Items from a figure collection
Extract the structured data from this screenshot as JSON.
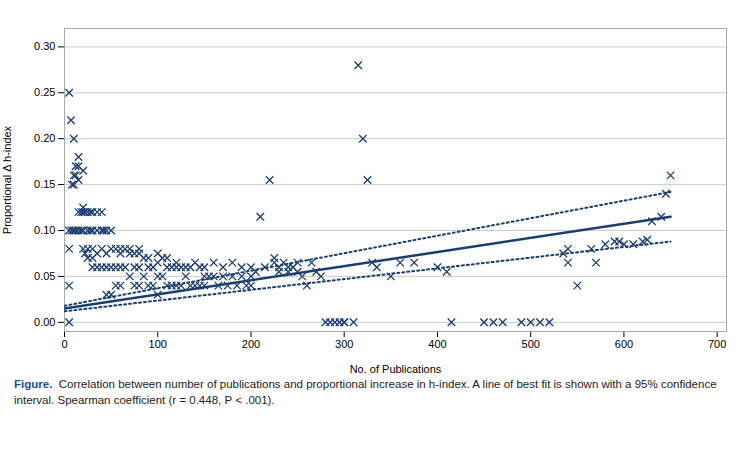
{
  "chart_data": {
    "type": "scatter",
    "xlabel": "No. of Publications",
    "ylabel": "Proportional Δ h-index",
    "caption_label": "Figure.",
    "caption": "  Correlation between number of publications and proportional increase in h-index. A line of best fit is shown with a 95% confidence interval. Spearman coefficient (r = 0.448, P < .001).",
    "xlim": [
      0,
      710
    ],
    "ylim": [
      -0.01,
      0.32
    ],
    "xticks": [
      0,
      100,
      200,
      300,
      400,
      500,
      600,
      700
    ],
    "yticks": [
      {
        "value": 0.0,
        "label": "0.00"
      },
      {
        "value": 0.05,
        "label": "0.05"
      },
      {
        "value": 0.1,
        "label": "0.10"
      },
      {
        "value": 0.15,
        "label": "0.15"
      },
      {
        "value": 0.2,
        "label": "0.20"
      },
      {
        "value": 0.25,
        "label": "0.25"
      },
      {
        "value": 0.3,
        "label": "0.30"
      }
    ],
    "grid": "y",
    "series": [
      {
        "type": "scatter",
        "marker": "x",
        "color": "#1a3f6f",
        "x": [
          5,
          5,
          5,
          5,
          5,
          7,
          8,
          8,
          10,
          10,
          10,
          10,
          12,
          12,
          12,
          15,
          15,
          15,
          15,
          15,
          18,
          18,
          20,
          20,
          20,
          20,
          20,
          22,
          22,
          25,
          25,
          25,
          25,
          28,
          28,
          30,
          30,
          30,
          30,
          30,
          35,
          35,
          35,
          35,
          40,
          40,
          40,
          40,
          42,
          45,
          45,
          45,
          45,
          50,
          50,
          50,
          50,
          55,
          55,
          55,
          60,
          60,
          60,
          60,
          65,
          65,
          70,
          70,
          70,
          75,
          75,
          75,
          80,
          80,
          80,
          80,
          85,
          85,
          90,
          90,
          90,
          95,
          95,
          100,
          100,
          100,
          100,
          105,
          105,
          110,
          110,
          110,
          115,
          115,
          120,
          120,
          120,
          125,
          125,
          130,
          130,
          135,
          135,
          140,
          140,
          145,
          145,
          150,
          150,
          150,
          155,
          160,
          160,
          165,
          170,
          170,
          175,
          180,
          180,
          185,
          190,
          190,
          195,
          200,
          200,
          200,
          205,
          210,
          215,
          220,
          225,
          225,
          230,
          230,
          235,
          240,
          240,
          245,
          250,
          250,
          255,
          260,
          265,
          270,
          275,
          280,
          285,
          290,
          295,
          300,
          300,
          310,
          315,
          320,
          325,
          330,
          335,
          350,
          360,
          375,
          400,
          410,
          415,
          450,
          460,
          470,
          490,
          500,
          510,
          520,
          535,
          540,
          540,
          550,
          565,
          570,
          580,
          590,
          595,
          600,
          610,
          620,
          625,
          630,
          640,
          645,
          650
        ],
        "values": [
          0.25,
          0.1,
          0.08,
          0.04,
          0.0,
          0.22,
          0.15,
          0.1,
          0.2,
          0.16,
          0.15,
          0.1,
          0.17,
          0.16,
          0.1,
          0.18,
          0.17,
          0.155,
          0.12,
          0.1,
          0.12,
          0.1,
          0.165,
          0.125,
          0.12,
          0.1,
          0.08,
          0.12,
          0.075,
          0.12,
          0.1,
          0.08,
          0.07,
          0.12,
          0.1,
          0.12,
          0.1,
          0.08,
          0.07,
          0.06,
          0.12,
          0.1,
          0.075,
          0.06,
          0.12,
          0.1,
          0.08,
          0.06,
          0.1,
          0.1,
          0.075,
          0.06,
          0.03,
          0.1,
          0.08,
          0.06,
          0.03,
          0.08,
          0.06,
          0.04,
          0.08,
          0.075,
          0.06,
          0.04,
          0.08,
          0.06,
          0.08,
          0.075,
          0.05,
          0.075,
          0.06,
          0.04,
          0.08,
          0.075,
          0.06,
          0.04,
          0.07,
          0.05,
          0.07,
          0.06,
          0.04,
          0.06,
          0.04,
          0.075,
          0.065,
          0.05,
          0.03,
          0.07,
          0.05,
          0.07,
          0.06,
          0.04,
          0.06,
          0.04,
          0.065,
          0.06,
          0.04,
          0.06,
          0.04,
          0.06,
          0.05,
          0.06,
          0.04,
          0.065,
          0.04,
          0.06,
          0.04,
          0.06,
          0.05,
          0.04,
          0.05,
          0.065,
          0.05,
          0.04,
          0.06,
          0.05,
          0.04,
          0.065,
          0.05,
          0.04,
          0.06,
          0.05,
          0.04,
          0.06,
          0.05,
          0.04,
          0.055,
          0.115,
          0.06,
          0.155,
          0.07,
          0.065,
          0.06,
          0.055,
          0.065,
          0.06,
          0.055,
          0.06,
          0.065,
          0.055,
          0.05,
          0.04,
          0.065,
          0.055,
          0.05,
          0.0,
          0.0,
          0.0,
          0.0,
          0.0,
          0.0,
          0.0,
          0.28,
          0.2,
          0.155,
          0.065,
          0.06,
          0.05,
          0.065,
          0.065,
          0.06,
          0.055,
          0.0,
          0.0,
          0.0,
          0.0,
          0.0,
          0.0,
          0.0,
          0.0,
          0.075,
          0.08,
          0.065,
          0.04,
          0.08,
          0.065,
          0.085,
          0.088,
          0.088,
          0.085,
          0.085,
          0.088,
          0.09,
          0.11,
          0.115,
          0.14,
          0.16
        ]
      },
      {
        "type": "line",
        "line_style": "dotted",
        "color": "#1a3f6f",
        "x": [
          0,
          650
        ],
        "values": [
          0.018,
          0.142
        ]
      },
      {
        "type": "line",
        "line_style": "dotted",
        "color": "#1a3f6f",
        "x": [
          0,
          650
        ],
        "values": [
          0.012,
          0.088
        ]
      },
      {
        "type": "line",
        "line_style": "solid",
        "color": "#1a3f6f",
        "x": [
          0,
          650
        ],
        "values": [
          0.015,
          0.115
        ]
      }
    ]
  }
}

● WHAT TO PRODUCE:
Give back the whole listing as it stands, minus its pictures.

● ANSWER IN FULL:
Extract the structured data from this screenshot as JSON.
{
  "chart_data": {
    "type": "scatter",
    "xlabel": "No. of Publications",
    "ylabel": "Proportional Δ h-index",
    "caption_label": "Figure.",
    "caption": "  Correlation between number of publications and proportional increase in h-index. A line of best fit is shown with a 95% confidence interval. Spearman coefficient (r = 0.448, P < .001).",
    "xlim": [
      0,
      710
    ],
    "ylim": [
      -0.01,
      0.32
    ],
    "xticks": [
      0,
      100,
      200,
      300,
      400,
      500,
      600,
      700
    ],
    "yticks": [
      {
        "value": 0.0,
        "label": "0.00"
      },
      {
        "value": 0.05,
        "label": "0.05"
      },
      {
        "value": 0.1,
        "label": "0.10"
      },
      {
        "value": 0.15,
        "label": "0.15"
      },
      {
        "value": 0.2,
        "label": "0.20"
      },
      {
        "value": 0.25,
        "label": "0.25"
      },
      {
        "value": 0.3,
        "label": "0.30"
      }
    ],
    "grid": "y",
    "series": [
      {
        "type": "scatter",
        "marker": "x",
        "color": "#1a3f6f",
        "x": [
          5,
          5,
          5,
          5,
          5,
          7,
          8,
          8,
          10,
          10,
          10,
          10,
          12,
          12,
          12,
          15,
          15,
          15,
          15,
          15,
          18,
          18,
          20,
          20,
          20,
          20,
          20,
          22,
          22,
          25,
          25,
          25,
          25,
          28,
          28,
          30,
          30,
          30,
          30,
          30,
          35,
          35,
          35,
          35,
          40,
          40,
          40,
          40,
          42,
          45,
          45,
          45,
          45,
          50,
          50,
          50,
          50,
          55,
          55,
          55,
          60,
          60,
          60,
          60,
          65,
          65,
          70,
          70,
          70,
          75,
          75,
          75,
          80,
          80,
          80,
          80,
          85,
          85,
          90,
          90,
          90,
          95,
          95,
          100,
          100,
          100,
          100,
          105,
          105,
          110,
          110,
          110,
          115,
          115,
          120,
          120,
          120,
          125,
          125,
          130,
          130,
          135,
          135,
          140,
          140,
          145,
          145,
          150,
          150,
          150,
          155,
          160,
          160,
          165,
          170,
          170,
          175,
          180,
          180,
          185,
          190,
          190,
          195,
          200,
          200,
          200,
          205,
          210,
          215,
          220,
          225,
          225,
          230,
          230,
          235,
          240,
          240,
          245,
          250,
          250,
          255,
          260,
          265,
          270,
          275,
          280,
          285,
          290,
          295,
          300,
          300,
          310,
          315,
          320,
          325,
          330,
          335,
          350,
          360,
          375,
          400,
          410,
          415,
          450,
          460,
          470,
          490,
          500,
          510,
          520,
          535,
          540,
          540,
          550,
          565,
          570,
          580,
          590,
          595,
          600,
          610,
          620,
          625,
          630,
          640,
          645,
          650
        ],
        "values": [
          0.25,
          0.1,
          0.08,
          0.04,
          0.0,
          0.22,
          0.15,
          0.1,
          0.2,
          0.16,
          0.15,
          0.1,
          0.17,
          0.16,
          0.1,
          0.18,
          0.17,
          0.155,
          0.12,
          0.1,
          0.12,
          0.1,
          0.165,
          0.125,
          0.12,
          0.1,
          0.08,
          0.12,
          0.075,
          0.12,
          0.1,
          0.08,
          0.07,
          0.12,
          0.1,
          0.12,
          0.1,
          0.08,
          0.07,
          0.06,
          0.12,
          0.1,
          0.075,
          0.06,
          0.12,
          0.1,
          0.08,
          0.06,
          0.1,
          0.1,
          0.075,
          0.06,
          0.03,
          0.1,
          0.08,
          0.06,
          0.03,
          0.08,
          0.06,
          0.04,
          0.08,
          0.075,
          0.06,
          0.04,
          0.08,
          0.06,
          0.08,
          0.075,
          0.05,
          0.075,
          0.06,
          0.04,
          0.08,
          0.075,
          0.06,
          0.04,
          0.07,
          0.05,
          0.07,
          0.06,
          0.04,
          0.06,
          0.04,
          0.075,
          0.065,
          0.05,
          0.03,
          0.07,
          0.05,
          0.07,
          0.06,
          0.04,
          0.06,
          0.04,
          0.065,
          0.06,
          0.04,
          0.06,
          0.04,
          0.06,
          0.05,
          0.06,
          0.04,
          0.065,
          0.04,
          0.06,
          0.04,
          0.06,
          0.05,
          0.04,
          0.05,
          0.065,
          0.05,
          0.04,
          0.06,
          0.05,
          0.04,
          0.065,
          0.05,
          0.04,
          0.06,
          0.05,
          0.04,
          0.06,
          0.05,
          0.04,
          0.055,
          0.115,
          0.06,
          0.155,
          0.07,
          0.065,
          0.06,
          0.055,
          0.065,
          0.06,
          0.055,
          0.06,
          0.065,
          0.055,
          0.05,
          0.04,
          0.065,
          0.055,
          0.05,
          0.0,
          0.0,
          0.0,
          0.0,
          0.0,
          0.0,
          0.0,
          0.28,
          0.2,
          0.155,
          0.065,
          0.06,
          0.05,
          0.065,
          0.065,
          0.06,
          0.055,
          0.0,
          0.0,
          0.0,
          0.0,
          0.0,
          0.0,
          0.0,
          0.0,
          0.075,
          0.08,
          0.065,
          0.04,
          0.08,
          0.065,
          0.085,
          0.088,
          0.088,
          0.085,
          0.085,
          0.088,
          0.09,
          0.11,
          0.115,
          0.14,
          0.16
        ]
      },
      {
        "type": "line",
        "line_style": "dotted",
        "color": "#1a3f6f",
        "x": [
          0,
          650
        ],
        "values": [
          0.018,
          0.142
        ]
      },
      {
        "type": "line",
        "line_style": "dotted",
        "color": "#1a3f6f",
        "x": [
          0,
          650
        ],
        "values": [
          0.012,
          0.088
        ]
      },
      {
        "type": "line",
        "line_style": "solid",
        "color": "#1a3f6f",
        "x": [
          0,
          650
        ],
        "values": [
          0.015,
          0.115
        ]
      }
    ]
  }
}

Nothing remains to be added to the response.